### The problem
Each entry below is to be printed verbatim.

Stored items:
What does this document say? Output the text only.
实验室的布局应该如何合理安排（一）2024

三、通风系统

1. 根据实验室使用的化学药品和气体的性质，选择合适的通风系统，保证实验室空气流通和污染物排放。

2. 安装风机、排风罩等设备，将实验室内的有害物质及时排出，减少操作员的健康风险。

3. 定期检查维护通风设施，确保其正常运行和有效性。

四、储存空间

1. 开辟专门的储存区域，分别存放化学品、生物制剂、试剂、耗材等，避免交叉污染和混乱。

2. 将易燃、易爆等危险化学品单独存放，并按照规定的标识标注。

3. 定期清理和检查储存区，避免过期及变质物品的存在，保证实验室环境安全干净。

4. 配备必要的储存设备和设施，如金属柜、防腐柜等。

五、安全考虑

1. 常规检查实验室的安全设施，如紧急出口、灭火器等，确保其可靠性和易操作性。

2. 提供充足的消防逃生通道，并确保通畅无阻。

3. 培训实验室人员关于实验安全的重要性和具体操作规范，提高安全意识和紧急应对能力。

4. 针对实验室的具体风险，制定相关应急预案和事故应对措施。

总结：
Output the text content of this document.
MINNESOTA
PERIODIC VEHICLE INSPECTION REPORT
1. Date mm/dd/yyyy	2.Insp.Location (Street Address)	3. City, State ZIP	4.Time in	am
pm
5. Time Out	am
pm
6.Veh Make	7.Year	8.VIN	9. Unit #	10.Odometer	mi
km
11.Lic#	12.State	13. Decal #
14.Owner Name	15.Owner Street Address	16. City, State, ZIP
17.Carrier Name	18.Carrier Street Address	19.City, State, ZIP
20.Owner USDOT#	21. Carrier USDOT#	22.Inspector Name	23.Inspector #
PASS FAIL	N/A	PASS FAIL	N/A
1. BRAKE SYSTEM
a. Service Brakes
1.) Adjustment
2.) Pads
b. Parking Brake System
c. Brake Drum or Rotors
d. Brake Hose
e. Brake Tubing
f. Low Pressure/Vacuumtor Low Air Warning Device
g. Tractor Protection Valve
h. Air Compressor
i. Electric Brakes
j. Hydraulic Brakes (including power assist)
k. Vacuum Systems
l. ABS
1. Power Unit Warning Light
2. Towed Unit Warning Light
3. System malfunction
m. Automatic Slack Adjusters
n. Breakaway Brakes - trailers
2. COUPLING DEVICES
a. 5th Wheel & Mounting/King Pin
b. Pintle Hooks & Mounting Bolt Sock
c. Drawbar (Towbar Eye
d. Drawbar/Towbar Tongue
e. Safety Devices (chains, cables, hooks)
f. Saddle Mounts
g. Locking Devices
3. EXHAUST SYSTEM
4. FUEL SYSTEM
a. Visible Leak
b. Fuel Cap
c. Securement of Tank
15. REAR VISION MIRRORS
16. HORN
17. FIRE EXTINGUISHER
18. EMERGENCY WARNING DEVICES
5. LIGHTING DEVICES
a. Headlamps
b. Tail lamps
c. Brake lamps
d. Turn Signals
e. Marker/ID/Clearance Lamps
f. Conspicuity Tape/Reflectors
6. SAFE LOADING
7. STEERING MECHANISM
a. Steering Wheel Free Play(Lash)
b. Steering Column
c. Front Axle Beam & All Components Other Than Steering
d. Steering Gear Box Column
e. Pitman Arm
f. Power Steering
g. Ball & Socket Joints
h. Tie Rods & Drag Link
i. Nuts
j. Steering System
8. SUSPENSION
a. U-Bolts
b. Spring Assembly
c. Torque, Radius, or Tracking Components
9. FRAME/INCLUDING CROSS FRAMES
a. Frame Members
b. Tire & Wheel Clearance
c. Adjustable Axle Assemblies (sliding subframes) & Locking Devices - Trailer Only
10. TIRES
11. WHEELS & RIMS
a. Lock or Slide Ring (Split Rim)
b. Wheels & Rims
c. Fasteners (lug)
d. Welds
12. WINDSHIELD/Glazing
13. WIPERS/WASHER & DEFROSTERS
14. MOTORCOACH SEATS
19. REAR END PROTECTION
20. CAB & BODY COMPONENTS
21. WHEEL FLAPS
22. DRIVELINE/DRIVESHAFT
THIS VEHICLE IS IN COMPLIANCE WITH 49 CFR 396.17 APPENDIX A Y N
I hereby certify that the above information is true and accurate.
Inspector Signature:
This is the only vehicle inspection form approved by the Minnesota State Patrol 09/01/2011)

### Reply to the task
What does this document say? Output the text only.
实验室的布局应该如何合理安排（一）2024

三、通风系统

1. 根据实验室使用的化学药品和气体的性质，选择合适的通风系统，保证实验室空气流通和污染物排放。

2. 安装风机、排风罩等设备，将实验室内的有害物质及时排出，减少操作员的健康风险。

3. 定期检查维护通风设施，确保其正常运行和有效性。

四、储存空间

1. 开辟专门的储存区域，分别存放化学品、生物制剂、试剂、耗材等，避免交叉污染和混乱。

2. 将易燃、易爆等危险化学品单独存放，并按照规定的标识标注。

3. 定期清理和检查储存区，避免过期及变质物品的存在，保证实验室环境安全干净。

4. 配备必要的储存设备和设施，如金属柜、防腐柜等。

五、安全考虑

1. 常规检查实验室的安全设施，如紧急出口、灭火器等，确保其可靠性和易操作性。

2. 提供充足的消防逃生通道，并确保通畅无阻。

3. 培训实验室人员关于实验安全的重要性和具体操作规范，提高安全意识和紧急应对能力。

4. 针对实验室的具体风险，制定相关应急预案和事故应对措施。

总结：
Output the text content of this document.
MINNESOTA
PERIODIC VEHICLE INSPECTION REPORT
1. Date mm/dd/yyyy	2.Insp.Location (Street Address)	3. City, State ZIP	4.Time in	am
pm
5. Time Out	am
pm
6.Veh Make	7.Year	8.VIN	9. Unit #	10.Odometer	mi
km
11.Lic#	12.State	13. Decal #
14.Owner Name	15.Owner Street Address	16. City, State, ZIP
17.Carrier Name	18.Carrier Street Address	19.City, State, ZIP
20.Owner USDOT#	21. Carrier USDOT#	22.Inspector Name	23.Inspector #
PASS FAIL	N/A	PASS FAIL	N/A
1. BRAKE SYSTEM
a. Service Brakes
1.) Adjustment
2.) Pads
b. Parking Brake System
c. Brake Drum or Rotors
d. Brake Hose
e. Brake Tubing
f. Low Pressure/Vacuumtor Low Air Warning Device
g. Tractor Protection Valve
h. Air Compressor
i. Electric Brakes
j. Hydraulic Brakes (including power assist)
k. Vacuum Systems
l. ABS
1. Power Unit Warning Light
2. Towed Unit Warning Light
3. System malfunction
m. Automatic Slack Adjusters
n. Breakaway Brakes - trailers
2. COUPLING DEVICES
a. 5th Wheel & Mounting/King Pin
b. Pintle Hooks & Mounting Bolt Sock
c. Drawbar (Towbar Eye
d. Drawbar/Towbar Tongue
e. Safety Devices (chains, cables, hooks)
f. Saddle Mounts
g. Locking Devices
3. EXHAUST SYSTEM
4. FUEL SYSTEM
a. Visible Leak
b. Fuel Cap
c. Securement of Tank
15. REAR VISION MIRRORS
16. HORN
17. FIRE EXTINGUISHER
18. EMERGENCY WARNING DEVICES
5. LIGHTING DEVICES
a. Headlamps
b. Tail lamps
c. Brake lamps
d. Turn Signals
e. Marker/ID/Clearance Lamps
f. Conspicuity Tape/Reflectors
6. SAFE LOADING
7. STEERING MECHANISM
a. Steering Wheel Free Play(Lash)
b. Steering Column
c. Front Axle Beam & All Components Other Than Steering
d. Steering Gear Box Column
e. Pitman Arm
f. Power Steering
g. Ball & Socket Joints
h. Tie Rods & Drag Link
i. Nuts
j. Steering System
8. SUSPENSION
a. U-Bolts
b. Spring Assembly
c. Torque, Radius, or Tracking Components
9. FRAME/INCLUDING CROSS FRAMES
a. Frame Members
b. Tire & Wheel Clearance
c. Adjustable Axle Assemblies (sliding subframes) & Locking Devices - Trailer Only
10. TIRES
11. WHEELS & RIMS
a. Lock or Slide Ring (Split Rim)
b. Wheels & Rims
c. Fasteners (lug)
d. Welds
12. WINDSHIELD/Glazing
13. WIPERS/WASHER & DEFROSTERS
14. MOTORCOACH SEATS
19. REAR END PROTECTION
20. CAB & BODY COMPONENTS
21. WHEEL FLAPS
22. DRIVELINE/DRIVESHAFT
THIS VEHICLE IS IN COMPLIANCE WITH 49 CFR 396.17 APPENDIX A Y N
I hereby certify that the above information is true and accurate.
Inspector Signature:
This is the only vehicle inspection form approved by the Minnesota State Patrol 09/01/2011)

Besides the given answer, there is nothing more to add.